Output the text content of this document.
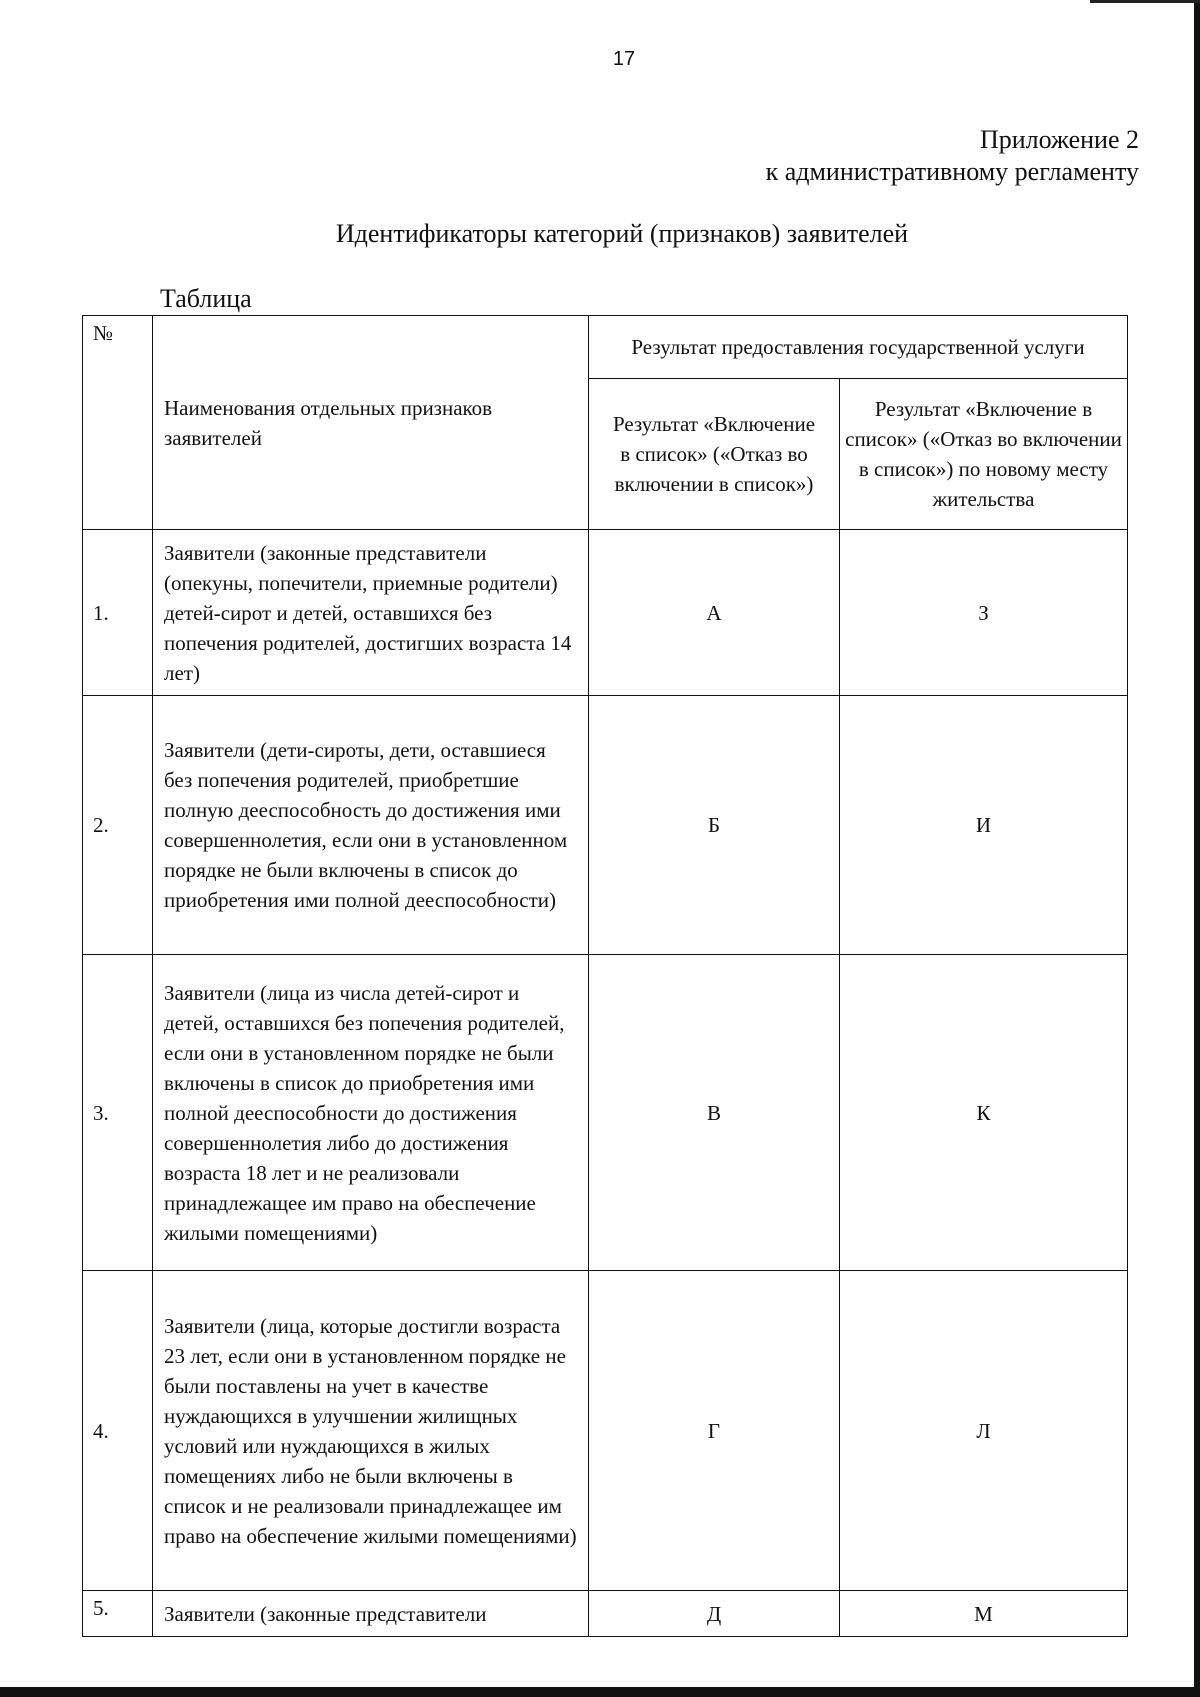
17
Приложение 2
к административному регламенту
Идентификаторы категорий (признаков) заявителей
Таблица
№	Наименования отдельных признаков заявителей	Результат предоставления государственной услуги	

		Результат «Включение в список» («Отказ во включении в список»)	Результат «Включение в список» («Отказ во включении в список») по новому месту жительства

1.	Заявители (законные представители (опекуны, попечители, приемные родители) детей-сирот и детей, оставшихся без попечения родителей, достигших возраста 14 лет)	А	З
2.	Заявители (дети-сироты, дети, оставшиеся без попечения родителей, приобретшие полную дееспособность до достижения ими совершеннолетия, если они в установленном порядке не были включены в список до приобретения ими полной дееспособности)	Б	И
3.	Заявители (лица из числа детей-сирот и детей, оставшихся без попечения родителей, если они в установленном порядке не были включены в список до приобретения ими полной дееспособности до достижения совершеннолетия либо до достижения возраста 18 лет и не реализовали принадлежащее им право на обеспечение жилыми помещениями)	В	К
4.	Заявители (лица, которые достигли возраста 23 лет, если они в установленном порядке не были поставлены на учет в качестве нуждающихся в улучшении жилищных условий или нуждающихся в жилых помещениях либо не были включены в список и не реализовали принадлежащее им право на обеспечение жилыми помещениями)	Г	Л
5.	Заявители (законные представители	Д	М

——————

> [Given problem] Return the material word for word. Pictures are not part of the copy.

> [Answer]
Output the text content of this document.
17
Приложение 2
к административному регламенту
Идентификаторы категорий (признаков) заявителей
Таблица
№	Наименования отдельных признаков заявителей	Результат предоставления государственной услуги	

		Результат «Включение в список» («Отказ во включении в список»)	Результат «Включение в список» («Отказ во включении в список») по новому месту жительства

1.	Заявители (законные представители (опекуны, попечители, приемные родители) детей-сирот и детей, оставшихся без попечения родителей, достигших возраста 14 лет)	А	З
2.	Заявители (дети-сироты, дети, оставшиеся без попечения родителей, приобретшие полную дееспособность до достижения ими совершеннолетия, если они в установленном порядке не были включены в список до приобретения ими полной дееспособности)	Б	И
3.	Заявители (лица из числа детей-сирот и детей, оставшихся без попечения родителей, если они в установленном порядке не были включены в список до приобретения ими полной дееспособности до достижения совершеннолетия либо до достижения возраста 18 лет и не реализовали принадлежащее им право на обеспечение жилыми помещениями)	В	К
4.	Заявители (лица, которые достигли возраста 23 лет, если они в установленном порядке не были поставлены на учет в качестве нуждающихся в улучшении жилищных условий или нуждающихся в жилых помещениях либо не были включены в список и не реализовали принадлежащее им право на обеспечение жилыми помещениями)	Г	Л
5.	Заявители (законные представители	Д	М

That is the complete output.